━━━━━ Provided records ━━━━━

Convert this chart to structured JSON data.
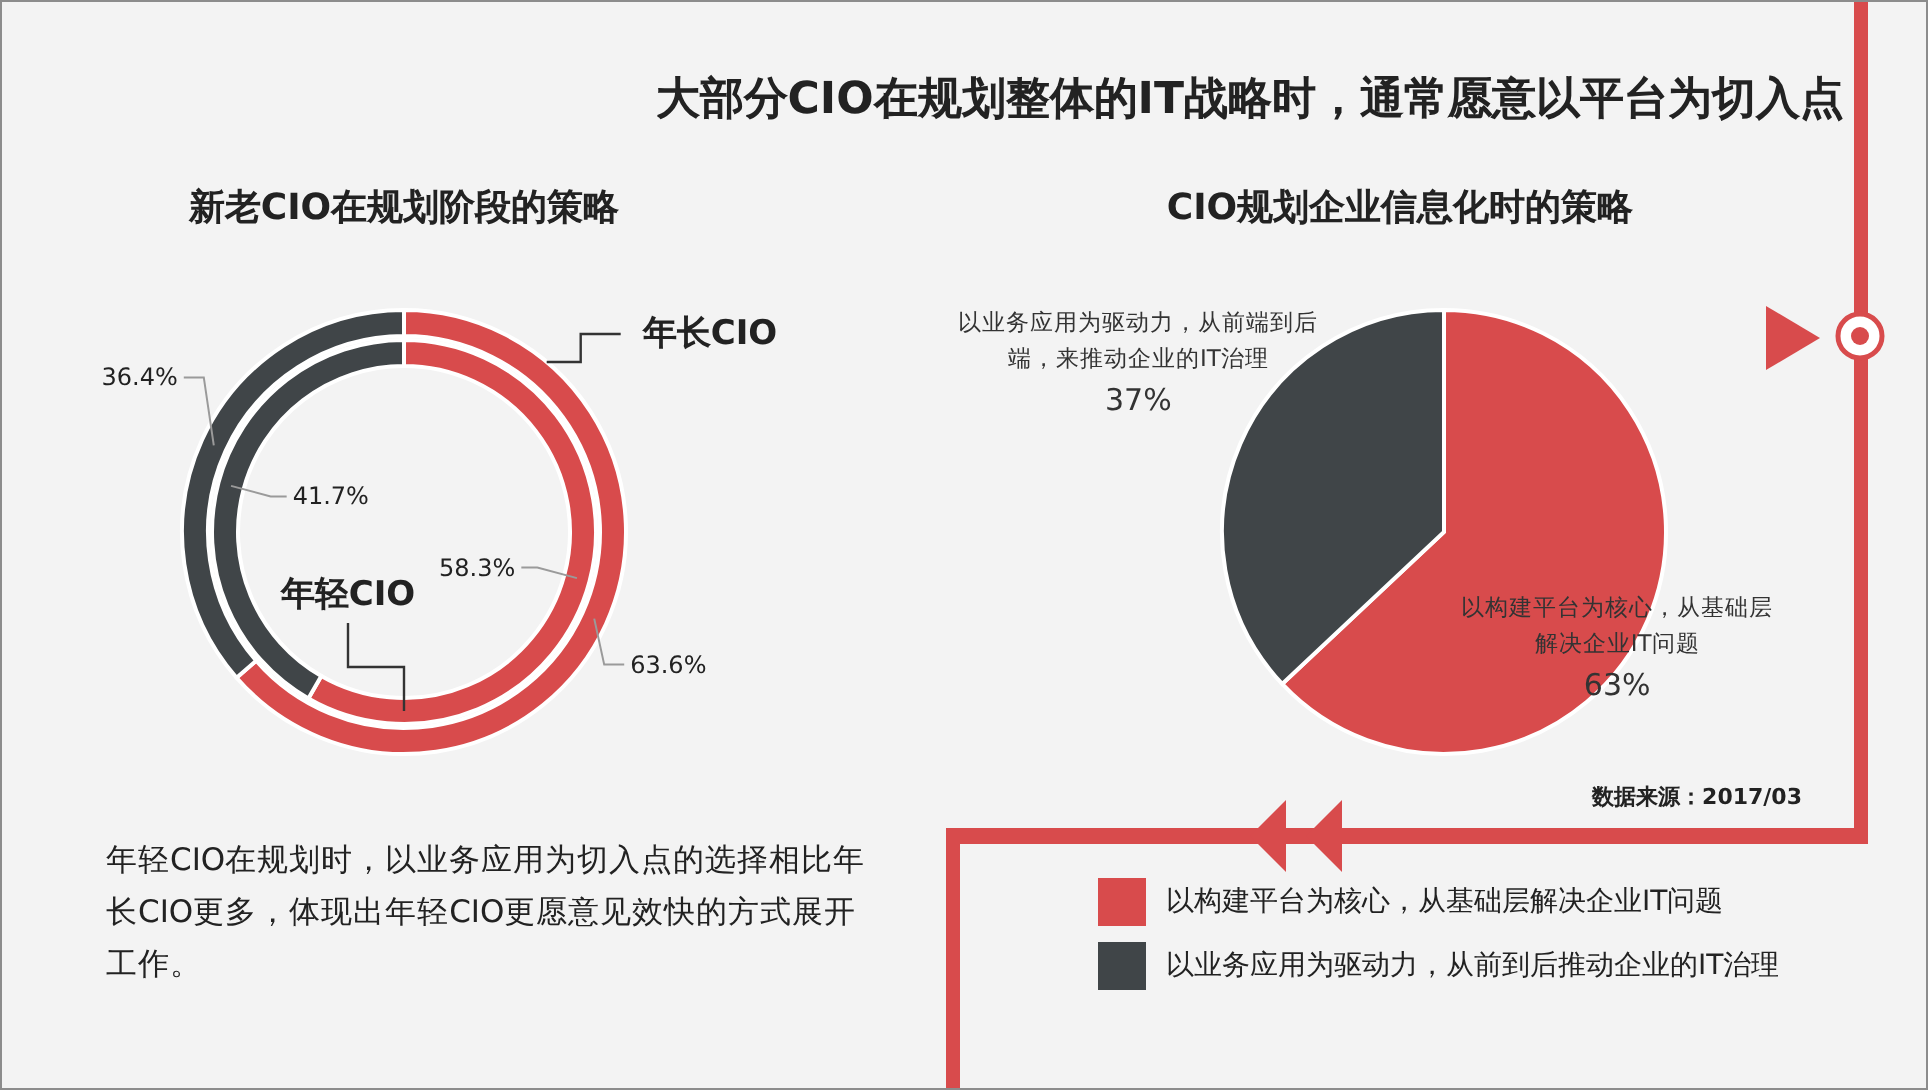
{
  "chart_data": [
    {
      "type": "donut",
      "title": "新老CIO在规划阶段的策略",
      "categories": [
        "以构建平台为核心，从基础层解决企业IT问题",
        "以业务应用为驱动力，从前到后推动企业的IT治理"
      ],
      "colors": [
        "#d84b4c",
        "#404548"
      ],
      "series": [
        {
          "name": "年长CIO",
          "values": [
            63.6,
            36.4
          ],
          "value_labels": [
            "63.6%",
            "36.4%"
          ]
        },
        {
          "name": "年轻CIO",
          "values": [
            58.3,
            41.7
          ],
          "value_labels": [
            "58.3%",
            "41.7%"
          ]
        }
      ],
      "legend": "bottom right",
      "annotations": [
        "年轻CIO在规划时，以业务应用为切入点的选择相比年长CIO更多，体现出年轻CIO更愿意见效快的方式展开工作。"
      ]
    },
    {
      "type": "pie",
      "title": "大部分CIO在规划整体的IT战略时，通常愿意以平台为切入点",
      "subtitle": "CIO规划企业信息化时的策略",
      "categories": [
        "以构建平台为核心，从基础层解决企业IT问题",
        "以业务应用为驱动力，从前端到后端，来推动企业的IT治理"
      ],
      "values": [
        63,
        37
      ],
      "colors": [
        "#d84b4c",
        "#404548"
      ],
      "value_labels": [
        "63%",
        "37%"
      ],
      "annotations": [
        "数据来源：2017/03"
      ]
    }
  ]
}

━━━━━

> **Given instruction**
Repeat everything in the records precisely. Images are excluded from the copy.

> **Reply**
Convert this chart to structured JSON data.
{
  "chart_data": [
    {
      "type": "donut",
      "title": "新老CIO在规划阶段的策略",
      "categories": [
        "以构建平台为核心，从基础层解决企业IT问题",
        "以业务应用为驱动力，从前到后推动企业的IT治理"
      ],
      "colors": [
        "#d84b4c",
        "#404548"
      ],
      "series": [
        {
          "name": "年长CIO",
          "values": [
            63.6,
            36.4
          ],
          "value_labels": [
            "63.6%",
            "36.4%"
          ]
        },
        {
          "name": "年轻CIO",
          "values": [
            58.3,
            41.7
          ],
          "value_labels": [
            "58.3%",
            "41.7%"
          ]
        }
      ],
      "legend": "bottom right",
      "annotations": [
        "年轻CIO在规划时，以业务应用为切入点的选择相比年长CIO更多，体现出年轻CIO更愿意见效快的方式展开工作。"
      ]
    },
    {
      "type": "pie",
      "title": "大部分CIO在规划整体的IT战略时，通常愿意以平台为切入点",
      "subtitle": "CIO规划企业信息化时的策略",
      "categories": [
        "以构建平台为核心，从基础层解决企业IT问题",
        "以业务应用为驱动力，从前端到后端，来推动企业的IT治理"
      ],
      "values": [
        63,
        37
      ],
      "colors": [
        "#d84b4c",
        "#404548"
      ],
      "value_labels": [
        "63%",
        "37%"
      ],
      "annotations": [
        "数据来源：2017/03"
      ]
    }
  ]
}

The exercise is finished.